Locate each line holding the string "text" and copy it.

>>>>>

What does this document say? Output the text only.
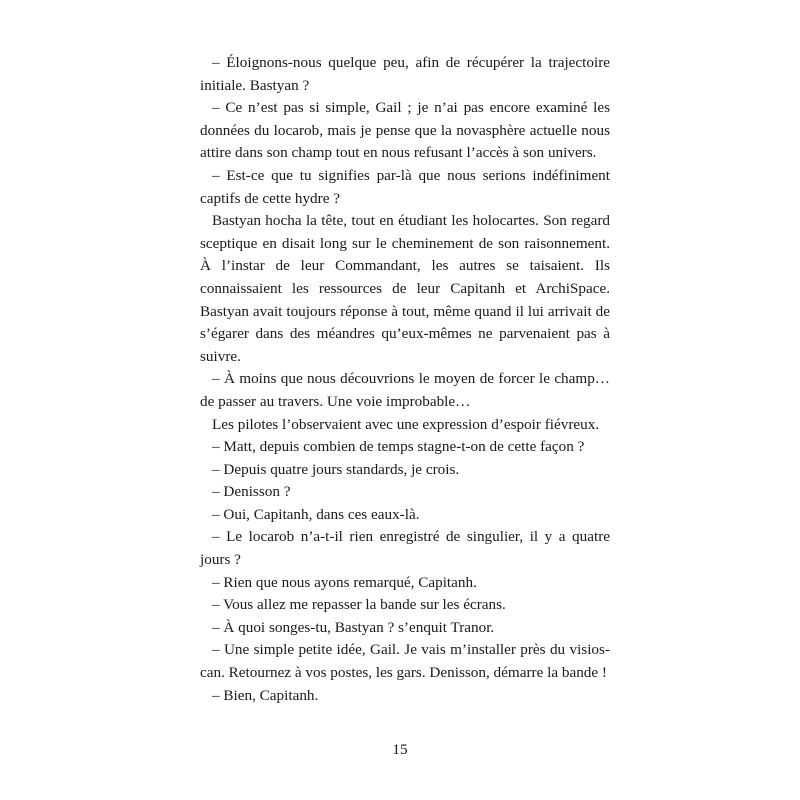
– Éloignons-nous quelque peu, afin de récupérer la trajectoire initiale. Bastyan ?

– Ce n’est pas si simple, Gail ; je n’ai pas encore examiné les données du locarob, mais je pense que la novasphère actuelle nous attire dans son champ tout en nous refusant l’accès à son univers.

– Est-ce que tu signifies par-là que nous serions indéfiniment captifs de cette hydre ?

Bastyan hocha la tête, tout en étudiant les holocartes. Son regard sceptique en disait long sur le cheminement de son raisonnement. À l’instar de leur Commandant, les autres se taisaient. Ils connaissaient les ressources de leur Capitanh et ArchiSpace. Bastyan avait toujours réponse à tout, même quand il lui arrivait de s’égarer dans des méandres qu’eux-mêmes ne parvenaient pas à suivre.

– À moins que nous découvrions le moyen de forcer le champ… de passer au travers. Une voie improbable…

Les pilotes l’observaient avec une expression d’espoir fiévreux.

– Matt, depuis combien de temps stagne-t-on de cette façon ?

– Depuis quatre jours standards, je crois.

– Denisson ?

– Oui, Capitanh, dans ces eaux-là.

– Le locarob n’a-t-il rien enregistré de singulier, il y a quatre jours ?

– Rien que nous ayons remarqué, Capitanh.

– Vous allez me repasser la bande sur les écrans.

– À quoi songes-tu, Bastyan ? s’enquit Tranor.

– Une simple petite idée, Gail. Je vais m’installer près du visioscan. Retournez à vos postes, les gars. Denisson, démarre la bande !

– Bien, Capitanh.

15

<<<<<
>>>>>

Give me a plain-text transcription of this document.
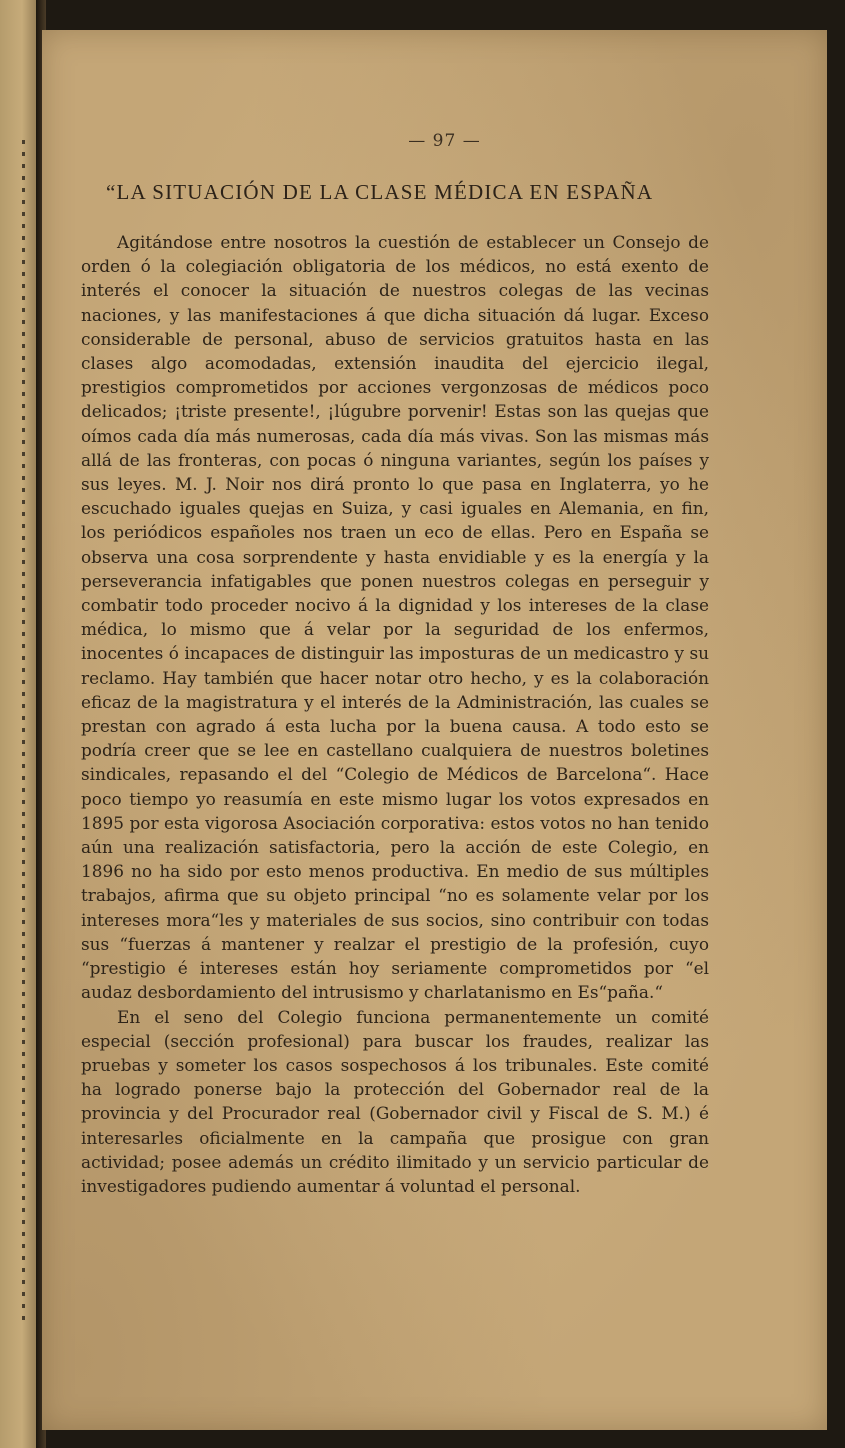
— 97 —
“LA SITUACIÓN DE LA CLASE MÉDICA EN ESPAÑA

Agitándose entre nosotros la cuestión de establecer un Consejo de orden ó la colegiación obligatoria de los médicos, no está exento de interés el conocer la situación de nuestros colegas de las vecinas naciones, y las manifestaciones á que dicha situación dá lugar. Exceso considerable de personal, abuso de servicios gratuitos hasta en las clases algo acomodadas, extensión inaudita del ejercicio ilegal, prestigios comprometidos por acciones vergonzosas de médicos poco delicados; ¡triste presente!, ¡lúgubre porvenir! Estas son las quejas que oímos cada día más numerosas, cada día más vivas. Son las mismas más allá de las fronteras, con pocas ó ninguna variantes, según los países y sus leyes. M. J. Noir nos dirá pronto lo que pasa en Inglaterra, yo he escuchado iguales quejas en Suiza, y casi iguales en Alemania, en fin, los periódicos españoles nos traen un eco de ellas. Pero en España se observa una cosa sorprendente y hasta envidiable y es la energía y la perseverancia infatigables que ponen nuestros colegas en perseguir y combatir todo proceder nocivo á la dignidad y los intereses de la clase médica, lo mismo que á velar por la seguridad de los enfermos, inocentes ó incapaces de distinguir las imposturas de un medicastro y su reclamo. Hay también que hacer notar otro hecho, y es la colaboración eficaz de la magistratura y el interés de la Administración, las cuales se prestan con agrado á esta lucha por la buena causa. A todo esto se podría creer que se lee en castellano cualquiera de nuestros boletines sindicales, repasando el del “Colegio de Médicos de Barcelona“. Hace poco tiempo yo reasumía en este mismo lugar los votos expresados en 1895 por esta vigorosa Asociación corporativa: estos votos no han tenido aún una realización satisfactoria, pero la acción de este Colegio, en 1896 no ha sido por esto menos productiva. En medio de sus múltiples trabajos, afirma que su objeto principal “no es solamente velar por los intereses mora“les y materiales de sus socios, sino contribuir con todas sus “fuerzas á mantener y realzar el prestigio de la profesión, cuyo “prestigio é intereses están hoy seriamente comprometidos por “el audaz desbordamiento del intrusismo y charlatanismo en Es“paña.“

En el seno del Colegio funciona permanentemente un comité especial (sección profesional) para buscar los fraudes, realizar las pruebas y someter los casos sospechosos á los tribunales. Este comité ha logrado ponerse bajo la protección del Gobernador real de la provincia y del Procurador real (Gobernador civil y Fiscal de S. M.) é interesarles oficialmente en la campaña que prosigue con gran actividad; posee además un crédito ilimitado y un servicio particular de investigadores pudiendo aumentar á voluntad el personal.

<<<<<
>>>>>

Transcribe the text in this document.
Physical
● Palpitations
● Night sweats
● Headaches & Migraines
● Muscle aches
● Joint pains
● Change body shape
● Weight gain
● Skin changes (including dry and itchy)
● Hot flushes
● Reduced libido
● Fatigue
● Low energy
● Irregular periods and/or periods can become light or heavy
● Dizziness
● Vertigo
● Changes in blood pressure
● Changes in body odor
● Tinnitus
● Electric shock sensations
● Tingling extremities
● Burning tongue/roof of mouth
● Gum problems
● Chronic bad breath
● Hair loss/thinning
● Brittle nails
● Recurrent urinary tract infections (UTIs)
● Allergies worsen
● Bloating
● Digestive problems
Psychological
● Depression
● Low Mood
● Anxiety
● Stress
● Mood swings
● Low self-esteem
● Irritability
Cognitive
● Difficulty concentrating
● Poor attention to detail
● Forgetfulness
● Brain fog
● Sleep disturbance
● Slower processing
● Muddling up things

<<<<<

**Result for this exercise:**
What does this document say? Output the text only.
Give me a plain-text transcription of this document.
Transcribe the text in this document.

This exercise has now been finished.